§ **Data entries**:
....................

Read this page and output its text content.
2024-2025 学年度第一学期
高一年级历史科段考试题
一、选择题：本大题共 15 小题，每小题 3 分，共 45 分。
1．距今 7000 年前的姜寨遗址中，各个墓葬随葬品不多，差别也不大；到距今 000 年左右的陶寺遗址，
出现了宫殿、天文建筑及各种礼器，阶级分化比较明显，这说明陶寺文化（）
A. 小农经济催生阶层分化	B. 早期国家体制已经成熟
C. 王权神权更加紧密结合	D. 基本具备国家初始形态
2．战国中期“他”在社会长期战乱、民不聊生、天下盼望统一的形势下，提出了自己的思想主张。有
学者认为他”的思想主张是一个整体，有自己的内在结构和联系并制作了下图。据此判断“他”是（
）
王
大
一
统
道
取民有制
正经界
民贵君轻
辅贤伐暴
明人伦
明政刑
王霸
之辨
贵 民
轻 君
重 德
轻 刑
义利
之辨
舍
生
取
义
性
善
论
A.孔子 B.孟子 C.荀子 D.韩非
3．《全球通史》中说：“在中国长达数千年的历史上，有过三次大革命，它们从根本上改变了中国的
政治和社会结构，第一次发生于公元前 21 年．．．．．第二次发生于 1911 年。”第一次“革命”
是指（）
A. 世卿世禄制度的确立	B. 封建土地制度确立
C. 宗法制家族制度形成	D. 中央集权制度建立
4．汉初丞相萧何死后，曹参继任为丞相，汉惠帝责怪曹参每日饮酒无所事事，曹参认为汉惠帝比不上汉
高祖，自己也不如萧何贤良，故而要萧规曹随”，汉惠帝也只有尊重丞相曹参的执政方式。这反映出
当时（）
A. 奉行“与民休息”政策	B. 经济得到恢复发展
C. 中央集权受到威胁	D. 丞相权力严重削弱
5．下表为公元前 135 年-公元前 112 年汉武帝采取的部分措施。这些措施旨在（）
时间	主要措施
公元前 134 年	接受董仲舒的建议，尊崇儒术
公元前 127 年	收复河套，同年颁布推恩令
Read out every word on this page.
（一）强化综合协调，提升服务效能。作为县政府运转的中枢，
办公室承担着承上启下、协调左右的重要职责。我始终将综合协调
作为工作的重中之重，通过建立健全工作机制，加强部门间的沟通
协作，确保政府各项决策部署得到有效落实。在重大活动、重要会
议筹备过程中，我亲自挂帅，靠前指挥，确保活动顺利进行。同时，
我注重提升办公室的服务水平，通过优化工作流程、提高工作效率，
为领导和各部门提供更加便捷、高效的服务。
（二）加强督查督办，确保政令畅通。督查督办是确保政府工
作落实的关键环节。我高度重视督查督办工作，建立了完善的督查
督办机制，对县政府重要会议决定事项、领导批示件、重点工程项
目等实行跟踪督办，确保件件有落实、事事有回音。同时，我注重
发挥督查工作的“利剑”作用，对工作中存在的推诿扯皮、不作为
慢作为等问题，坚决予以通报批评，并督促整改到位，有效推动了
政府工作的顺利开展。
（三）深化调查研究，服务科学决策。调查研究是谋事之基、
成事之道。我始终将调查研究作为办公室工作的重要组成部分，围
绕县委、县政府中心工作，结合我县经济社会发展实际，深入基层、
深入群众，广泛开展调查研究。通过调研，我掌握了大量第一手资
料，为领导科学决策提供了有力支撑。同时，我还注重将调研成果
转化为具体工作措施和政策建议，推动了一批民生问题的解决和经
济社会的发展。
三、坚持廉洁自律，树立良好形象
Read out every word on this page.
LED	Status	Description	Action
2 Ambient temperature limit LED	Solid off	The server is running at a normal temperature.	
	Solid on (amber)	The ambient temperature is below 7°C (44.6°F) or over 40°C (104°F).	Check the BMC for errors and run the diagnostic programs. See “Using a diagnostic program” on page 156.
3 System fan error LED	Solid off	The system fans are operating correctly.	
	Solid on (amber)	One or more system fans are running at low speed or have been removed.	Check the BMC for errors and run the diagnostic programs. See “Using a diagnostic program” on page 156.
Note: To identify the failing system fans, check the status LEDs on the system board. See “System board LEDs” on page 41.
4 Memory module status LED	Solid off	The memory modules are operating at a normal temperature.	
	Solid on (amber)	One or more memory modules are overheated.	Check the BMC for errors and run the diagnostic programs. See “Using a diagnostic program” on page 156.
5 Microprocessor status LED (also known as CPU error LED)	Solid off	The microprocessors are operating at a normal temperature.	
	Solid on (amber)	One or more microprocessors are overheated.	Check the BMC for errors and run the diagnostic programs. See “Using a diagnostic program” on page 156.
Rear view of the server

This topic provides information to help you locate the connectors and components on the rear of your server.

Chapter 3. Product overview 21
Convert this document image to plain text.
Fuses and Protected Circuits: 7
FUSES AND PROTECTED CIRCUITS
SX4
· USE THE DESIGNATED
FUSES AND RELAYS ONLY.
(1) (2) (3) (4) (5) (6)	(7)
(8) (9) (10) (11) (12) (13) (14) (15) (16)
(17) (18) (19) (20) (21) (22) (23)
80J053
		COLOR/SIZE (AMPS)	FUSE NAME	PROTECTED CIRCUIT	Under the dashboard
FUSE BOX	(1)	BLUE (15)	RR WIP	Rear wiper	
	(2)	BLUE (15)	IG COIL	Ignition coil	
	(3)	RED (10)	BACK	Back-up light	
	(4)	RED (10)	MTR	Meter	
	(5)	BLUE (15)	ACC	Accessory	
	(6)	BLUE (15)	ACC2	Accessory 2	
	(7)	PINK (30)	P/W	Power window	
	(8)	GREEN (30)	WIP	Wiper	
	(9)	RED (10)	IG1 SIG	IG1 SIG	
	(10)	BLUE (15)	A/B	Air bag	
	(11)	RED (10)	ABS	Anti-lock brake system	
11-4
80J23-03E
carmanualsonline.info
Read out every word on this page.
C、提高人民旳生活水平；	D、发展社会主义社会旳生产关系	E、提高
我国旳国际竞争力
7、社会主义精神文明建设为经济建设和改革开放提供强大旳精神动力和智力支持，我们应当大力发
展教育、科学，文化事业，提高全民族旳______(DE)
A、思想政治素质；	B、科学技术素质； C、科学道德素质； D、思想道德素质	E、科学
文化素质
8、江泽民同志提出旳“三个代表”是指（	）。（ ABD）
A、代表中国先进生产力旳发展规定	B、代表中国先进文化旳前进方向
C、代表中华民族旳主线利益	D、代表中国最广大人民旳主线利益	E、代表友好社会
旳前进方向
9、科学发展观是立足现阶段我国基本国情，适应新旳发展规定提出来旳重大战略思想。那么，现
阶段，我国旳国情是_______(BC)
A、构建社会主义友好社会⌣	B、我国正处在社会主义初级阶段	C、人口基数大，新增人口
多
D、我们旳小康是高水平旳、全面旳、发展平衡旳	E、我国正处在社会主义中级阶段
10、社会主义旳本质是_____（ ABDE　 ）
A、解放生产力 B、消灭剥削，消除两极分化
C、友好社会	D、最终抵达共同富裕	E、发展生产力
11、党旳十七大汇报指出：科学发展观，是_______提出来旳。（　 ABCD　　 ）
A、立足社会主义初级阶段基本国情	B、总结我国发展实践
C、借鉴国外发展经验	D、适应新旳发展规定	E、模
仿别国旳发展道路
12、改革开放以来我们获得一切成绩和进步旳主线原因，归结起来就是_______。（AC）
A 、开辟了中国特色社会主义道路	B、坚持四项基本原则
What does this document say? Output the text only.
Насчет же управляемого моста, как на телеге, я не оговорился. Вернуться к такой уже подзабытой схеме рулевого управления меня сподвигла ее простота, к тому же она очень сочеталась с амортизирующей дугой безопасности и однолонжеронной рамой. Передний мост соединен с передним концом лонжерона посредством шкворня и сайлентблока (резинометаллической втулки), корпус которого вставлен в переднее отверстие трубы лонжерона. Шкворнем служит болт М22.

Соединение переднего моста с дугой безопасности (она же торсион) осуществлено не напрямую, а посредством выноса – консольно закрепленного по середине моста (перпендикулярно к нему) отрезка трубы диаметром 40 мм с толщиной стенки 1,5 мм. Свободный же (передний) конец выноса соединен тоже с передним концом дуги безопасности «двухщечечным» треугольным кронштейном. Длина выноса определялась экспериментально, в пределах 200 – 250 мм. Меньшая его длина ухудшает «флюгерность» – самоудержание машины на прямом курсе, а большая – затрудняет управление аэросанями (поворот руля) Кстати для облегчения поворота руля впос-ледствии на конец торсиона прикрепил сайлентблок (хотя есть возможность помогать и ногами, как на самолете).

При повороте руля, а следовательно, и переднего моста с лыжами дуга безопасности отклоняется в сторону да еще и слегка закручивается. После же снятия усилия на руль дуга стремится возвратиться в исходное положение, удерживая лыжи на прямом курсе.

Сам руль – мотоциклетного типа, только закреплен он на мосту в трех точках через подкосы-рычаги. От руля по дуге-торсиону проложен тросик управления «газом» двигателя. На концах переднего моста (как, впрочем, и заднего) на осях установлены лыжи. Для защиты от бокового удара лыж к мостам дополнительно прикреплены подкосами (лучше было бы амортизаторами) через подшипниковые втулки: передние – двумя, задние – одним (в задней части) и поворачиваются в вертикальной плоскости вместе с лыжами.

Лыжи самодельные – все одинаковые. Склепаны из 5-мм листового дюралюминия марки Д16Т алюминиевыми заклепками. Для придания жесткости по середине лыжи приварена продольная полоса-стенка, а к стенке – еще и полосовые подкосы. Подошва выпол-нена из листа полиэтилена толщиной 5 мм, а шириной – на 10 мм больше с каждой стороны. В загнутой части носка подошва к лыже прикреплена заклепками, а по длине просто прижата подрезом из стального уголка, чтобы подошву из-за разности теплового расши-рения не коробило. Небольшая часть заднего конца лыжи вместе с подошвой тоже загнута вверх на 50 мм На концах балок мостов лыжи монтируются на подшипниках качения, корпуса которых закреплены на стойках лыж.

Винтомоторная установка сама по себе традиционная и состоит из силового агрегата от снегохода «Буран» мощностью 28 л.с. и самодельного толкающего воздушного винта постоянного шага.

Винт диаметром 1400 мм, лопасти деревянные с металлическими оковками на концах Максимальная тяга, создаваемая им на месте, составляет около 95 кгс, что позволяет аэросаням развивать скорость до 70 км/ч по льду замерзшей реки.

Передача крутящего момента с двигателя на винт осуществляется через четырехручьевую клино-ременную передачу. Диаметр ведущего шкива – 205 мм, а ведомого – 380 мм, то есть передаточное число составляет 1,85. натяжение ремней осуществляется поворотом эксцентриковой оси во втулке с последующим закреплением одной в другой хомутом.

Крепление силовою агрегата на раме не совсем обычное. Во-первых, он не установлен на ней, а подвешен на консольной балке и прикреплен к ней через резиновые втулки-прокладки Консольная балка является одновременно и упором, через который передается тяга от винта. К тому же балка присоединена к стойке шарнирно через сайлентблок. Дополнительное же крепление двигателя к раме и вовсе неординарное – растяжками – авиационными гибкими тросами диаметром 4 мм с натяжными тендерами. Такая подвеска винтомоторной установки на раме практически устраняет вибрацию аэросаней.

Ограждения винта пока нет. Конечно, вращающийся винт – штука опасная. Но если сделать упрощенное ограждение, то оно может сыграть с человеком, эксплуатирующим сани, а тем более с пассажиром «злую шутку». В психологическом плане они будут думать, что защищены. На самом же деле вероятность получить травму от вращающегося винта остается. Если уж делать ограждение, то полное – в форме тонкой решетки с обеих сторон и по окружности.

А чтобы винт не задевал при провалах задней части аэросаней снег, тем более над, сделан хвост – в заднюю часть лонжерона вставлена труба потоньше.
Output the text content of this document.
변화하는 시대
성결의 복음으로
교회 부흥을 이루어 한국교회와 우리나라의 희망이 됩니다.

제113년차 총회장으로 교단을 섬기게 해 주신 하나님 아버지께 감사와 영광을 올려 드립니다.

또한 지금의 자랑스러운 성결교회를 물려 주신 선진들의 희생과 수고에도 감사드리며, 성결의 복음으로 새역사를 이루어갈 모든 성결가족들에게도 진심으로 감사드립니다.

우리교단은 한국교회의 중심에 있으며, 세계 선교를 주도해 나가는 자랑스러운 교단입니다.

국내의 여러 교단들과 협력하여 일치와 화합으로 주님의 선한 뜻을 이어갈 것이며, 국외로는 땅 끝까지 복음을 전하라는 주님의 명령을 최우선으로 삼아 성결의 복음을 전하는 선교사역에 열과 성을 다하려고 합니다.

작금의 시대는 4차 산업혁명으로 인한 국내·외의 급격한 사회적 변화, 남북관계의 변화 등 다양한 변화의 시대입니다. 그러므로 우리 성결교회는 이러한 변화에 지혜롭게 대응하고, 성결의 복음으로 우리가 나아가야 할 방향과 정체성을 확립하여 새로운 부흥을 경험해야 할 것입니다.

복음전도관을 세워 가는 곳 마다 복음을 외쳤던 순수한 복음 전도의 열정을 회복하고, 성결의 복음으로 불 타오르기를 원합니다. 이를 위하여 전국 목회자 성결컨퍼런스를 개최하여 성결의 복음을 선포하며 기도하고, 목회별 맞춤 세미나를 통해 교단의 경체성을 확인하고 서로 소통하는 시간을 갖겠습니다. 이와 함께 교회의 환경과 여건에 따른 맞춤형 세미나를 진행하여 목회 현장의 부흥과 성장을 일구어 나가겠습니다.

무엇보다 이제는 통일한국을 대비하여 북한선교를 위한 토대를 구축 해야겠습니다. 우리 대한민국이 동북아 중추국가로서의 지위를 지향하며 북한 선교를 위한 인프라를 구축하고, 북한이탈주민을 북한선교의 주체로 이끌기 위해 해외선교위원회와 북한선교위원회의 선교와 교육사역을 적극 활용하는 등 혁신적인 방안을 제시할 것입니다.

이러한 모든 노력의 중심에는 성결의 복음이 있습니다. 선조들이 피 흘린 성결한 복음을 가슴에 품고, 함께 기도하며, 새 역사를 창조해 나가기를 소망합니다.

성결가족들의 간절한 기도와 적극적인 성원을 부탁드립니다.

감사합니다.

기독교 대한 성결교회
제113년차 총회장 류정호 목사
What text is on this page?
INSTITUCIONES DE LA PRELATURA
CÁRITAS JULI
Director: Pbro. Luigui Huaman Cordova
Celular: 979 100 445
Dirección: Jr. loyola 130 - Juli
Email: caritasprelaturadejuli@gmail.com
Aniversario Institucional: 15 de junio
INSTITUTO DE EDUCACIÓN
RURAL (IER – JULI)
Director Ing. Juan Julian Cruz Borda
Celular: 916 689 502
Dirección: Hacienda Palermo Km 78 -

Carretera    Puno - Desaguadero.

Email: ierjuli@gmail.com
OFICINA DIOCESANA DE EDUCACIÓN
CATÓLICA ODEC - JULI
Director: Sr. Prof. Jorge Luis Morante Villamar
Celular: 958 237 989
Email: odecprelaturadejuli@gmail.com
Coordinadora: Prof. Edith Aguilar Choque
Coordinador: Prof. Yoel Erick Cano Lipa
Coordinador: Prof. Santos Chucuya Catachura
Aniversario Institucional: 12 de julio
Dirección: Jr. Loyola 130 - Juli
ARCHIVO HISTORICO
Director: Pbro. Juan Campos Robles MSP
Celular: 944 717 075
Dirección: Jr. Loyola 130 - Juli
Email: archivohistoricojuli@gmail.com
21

....................

§ **Exercise brief**: What is the number of lines in this material that hold the string "лонжерона"? Answer with that number only.

§ **Solution for this task**: 2